[Texte fourni]:
%%

Trois conférenciers s'adressent à des participants dans la Rotonde.
Le colloque « Perspectives d'autochtonisation chez les francophones : préparer un avenir commun dans l'Ouest canadien » se tient du 8 au 10 mars. Photo: Radio-Canada
Radio-Canada

Des conférenciers et des membres du public sont rassemblés à l'Université de Regina pour participer au colloque « Perspectives d'autochtonisation chez les francophones : préparer un avenir commun dans l'Ouest canadien », qui rassemble des participants des quatre provinces.

Un texte de Carl Sincennes

Du 8 au 10 mars, des universitaires, des membres de la communauté autochtone et des intervenants communautaires tenteront non seulement de mieux définir ce qu'est l'autochtonisation (que certains appellent aussi « l'indigénisation »), mais surtout d'amorcer une réflexion sur les enjeux communs.

L'un des buts de ce colloque est de formuler des suggestions pour agir sur les questions autochtones et sur les relations entre les communautés autochtones et francophones.

%%

Extraits du jeu de données:
%%

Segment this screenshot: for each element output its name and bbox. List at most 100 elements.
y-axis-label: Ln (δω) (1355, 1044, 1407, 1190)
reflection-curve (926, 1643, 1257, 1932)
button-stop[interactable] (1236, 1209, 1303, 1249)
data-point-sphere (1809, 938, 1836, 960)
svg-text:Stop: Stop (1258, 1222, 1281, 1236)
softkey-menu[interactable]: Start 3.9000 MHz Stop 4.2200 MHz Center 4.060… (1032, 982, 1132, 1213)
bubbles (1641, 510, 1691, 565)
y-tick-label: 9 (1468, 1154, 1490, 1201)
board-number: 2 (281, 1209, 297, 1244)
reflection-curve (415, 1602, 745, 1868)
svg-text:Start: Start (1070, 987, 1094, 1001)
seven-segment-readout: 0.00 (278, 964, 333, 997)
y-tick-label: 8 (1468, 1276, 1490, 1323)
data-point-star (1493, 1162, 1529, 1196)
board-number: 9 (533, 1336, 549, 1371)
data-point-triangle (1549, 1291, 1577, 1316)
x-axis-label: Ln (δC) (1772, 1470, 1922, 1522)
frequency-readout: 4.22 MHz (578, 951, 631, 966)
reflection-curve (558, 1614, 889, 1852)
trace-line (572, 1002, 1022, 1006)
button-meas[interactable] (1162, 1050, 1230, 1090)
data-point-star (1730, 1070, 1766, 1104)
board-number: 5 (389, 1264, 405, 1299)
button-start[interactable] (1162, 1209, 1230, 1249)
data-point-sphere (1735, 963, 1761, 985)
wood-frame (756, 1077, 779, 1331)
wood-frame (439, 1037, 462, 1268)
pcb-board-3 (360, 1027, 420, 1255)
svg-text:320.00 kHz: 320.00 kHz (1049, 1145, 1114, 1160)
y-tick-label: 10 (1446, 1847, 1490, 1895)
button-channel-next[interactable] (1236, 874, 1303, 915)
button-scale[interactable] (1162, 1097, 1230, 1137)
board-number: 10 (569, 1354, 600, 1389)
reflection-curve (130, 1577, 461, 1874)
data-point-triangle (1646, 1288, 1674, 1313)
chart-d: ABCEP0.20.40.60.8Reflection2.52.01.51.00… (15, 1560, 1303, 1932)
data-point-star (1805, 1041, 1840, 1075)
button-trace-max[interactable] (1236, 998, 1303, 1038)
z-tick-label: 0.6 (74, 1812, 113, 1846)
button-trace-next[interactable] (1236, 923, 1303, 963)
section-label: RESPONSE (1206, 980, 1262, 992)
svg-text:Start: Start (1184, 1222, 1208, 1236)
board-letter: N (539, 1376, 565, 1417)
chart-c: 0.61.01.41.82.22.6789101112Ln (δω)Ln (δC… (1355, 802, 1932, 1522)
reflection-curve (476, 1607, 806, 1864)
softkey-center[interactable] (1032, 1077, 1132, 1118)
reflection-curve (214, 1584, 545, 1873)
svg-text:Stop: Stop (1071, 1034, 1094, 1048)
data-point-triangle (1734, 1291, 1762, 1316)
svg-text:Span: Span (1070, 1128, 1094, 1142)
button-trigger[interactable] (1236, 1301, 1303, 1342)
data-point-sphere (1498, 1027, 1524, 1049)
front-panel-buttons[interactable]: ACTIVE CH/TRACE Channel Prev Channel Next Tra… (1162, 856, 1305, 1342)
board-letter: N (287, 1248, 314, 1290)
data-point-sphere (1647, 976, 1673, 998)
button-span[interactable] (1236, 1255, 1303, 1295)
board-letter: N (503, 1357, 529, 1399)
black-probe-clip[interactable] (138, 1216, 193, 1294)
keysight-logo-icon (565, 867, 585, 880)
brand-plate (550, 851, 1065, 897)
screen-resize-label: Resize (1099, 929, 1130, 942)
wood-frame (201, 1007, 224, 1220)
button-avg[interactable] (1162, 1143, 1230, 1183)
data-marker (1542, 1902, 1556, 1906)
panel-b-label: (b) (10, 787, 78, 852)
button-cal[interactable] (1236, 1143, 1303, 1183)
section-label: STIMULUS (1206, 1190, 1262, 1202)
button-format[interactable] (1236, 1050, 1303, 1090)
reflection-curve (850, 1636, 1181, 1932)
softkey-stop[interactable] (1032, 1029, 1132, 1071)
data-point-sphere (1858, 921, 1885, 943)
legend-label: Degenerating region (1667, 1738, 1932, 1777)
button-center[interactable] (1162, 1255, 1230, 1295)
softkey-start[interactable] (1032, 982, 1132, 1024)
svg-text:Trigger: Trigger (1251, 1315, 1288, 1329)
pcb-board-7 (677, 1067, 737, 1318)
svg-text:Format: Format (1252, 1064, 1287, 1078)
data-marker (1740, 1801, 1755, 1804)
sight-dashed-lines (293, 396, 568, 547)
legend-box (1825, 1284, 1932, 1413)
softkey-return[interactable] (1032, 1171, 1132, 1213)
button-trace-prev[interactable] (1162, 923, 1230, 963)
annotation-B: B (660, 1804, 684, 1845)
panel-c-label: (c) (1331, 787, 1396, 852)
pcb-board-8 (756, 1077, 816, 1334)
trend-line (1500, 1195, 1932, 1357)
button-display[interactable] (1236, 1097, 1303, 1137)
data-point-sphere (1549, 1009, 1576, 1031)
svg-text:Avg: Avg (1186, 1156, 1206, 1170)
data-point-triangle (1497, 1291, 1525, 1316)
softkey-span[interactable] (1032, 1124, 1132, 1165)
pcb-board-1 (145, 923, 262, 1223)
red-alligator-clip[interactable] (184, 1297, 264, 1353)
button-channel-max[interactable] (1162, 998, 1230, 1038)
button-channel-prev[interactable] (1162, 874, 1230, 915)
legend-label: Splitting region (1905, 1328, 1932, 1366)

%%

[Consigne 1]: D'après le texte sur le colloque, pourquoi les participants se réunissent-ils à l'Université de Regina ? Répondez en une à trois phrases.
[Consigne 2]: Poursuivez, s'il vous plaît, le texte sur le colloque à la suite de sa dernière phrase.
Les lignes n'ont aucun lien avec le texte sur le colloque.

[Réponse 1]: Ils se réunissent pour tenter de mieux définir l'autochtonisation, aussi appelée « indigénisation », et surtout pour amorcer une réflexion sur les enjeux communs. Le colloque vise aussi à formuler des suggestions pour agir sur les questions autochtones et sur les relations entre les communautés autochtones et francophones.

[Réponse 2]:
L'une des tables rondes intitulée « Créer des relations entre communautés » a permis d'entendre, entre autres, la directrice générale du Groupe Gestion CNT inc., Claire Bélanger-Parker, qui a raconté son expérience en entreprise dans l'intégration de la voix des Autochtones. Selon elle, c'est justement un des buts de l'autochtonisation.

Durant sa table ronde, elle en a profité pour demander ce que les francophones peuvent faire pour l'autochtonisation.

Pour moi, c'est tout simplement d'être à l'écoute. De faire une place à la table, d'accueillir l'autre, de l'inviter à la table. Parce qu'on bâtit ces murs-là constamment. On essaie de défoncer des murs qui n'existent, pour moi, presque pas.

Claire Bélanger-Parker, directrice générale du Groupe Gestion CNT inc.

La coorganisatrice du colloque, Fadila Boutouchent, explique qu'on essaie justement de renouer le dialogue par rapport aux différentes perspectives de l'autochtonisation.

C'est sûr que ce sont des discussions qui seront difficiles à mener, mais il faudra les mener, c'est important. Parce qu'autrement on n'avancera pas et on a besoin de trouver un terrain d'entente pour justement avancer, ça profiterait à tous.

Fadila Boutouchent, coorganisatrice du colloque

Elle espère que le colloque permettra de trouver des points communs et des pistes de solution qui pourront être utiles à d'autres intervenants du milieu.

La rencontre est ouverte au public et gratuite.